(Saved data entries)
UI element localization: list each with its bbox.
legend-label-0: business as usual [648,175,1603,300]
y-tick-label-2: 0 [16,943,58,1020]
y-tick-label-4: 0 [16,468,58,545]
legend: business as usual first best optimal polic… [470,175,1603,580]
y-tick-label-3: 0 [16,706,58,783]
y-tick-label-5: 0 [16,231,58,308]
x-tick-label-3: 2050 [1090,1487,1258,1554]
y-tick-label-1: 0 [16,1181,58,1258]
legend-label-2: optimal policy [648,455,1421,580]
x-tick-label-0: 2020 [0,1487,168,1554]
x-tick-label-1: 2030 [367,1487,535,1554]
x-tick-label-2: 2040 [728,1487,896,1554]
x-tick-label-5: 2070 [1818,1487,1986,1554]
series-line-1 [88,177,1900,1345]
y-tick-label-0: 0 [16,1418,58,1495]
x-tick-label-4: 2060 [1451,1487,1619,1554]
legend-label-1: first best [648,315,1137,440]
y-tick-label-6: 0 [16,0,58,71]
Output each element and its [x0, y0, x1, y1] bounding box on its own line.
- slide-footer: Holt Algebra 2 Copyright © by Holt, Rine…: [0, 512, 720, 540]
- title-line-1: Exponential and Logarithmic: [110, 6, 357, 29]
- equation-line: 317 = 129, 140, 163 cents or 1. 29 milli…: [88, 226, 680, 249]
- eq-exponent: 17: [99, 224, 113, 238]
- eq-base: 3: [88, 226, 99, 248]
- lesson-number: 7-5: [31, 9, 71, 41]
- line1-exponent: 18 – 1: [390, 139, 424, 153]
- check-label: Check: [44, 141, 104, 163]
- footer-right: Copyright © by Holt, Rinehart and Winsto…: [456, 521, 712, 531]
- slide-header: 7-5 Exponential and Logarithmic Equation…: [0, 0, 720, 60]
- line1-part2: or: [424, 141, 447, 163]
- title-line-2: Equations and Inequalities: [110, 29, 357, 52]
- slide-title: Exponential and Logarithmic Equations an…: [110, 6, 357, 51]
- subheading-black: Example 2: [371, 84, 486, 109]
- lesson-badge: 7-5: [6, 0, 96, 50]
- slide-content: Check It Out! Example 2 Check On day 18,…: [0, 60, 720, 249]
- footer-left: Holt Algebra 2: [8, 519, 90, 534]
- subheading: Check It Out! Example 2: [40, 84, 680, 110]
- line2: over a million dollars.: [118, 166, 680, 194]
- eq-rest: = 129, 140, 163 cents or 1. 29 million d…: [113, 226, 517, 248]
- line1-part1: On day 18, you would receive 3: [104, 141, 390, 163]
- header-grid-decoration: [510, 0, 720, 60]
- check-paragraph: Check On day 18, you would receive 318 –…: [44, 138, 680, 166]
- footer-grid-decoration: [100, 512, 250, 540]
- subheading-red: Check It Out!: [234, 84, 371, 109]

## WORK TO DO:
Locate each line in the records above that contains the word "would" and copy every such line in full.

## RESULT OF THE TASK:
- line1-part1: On day 18, you would receive 3: [104, 141, 390, 163]
- check-paragraph: Check On day 18, you would receive 318 –…: [44, 138, 680, 166]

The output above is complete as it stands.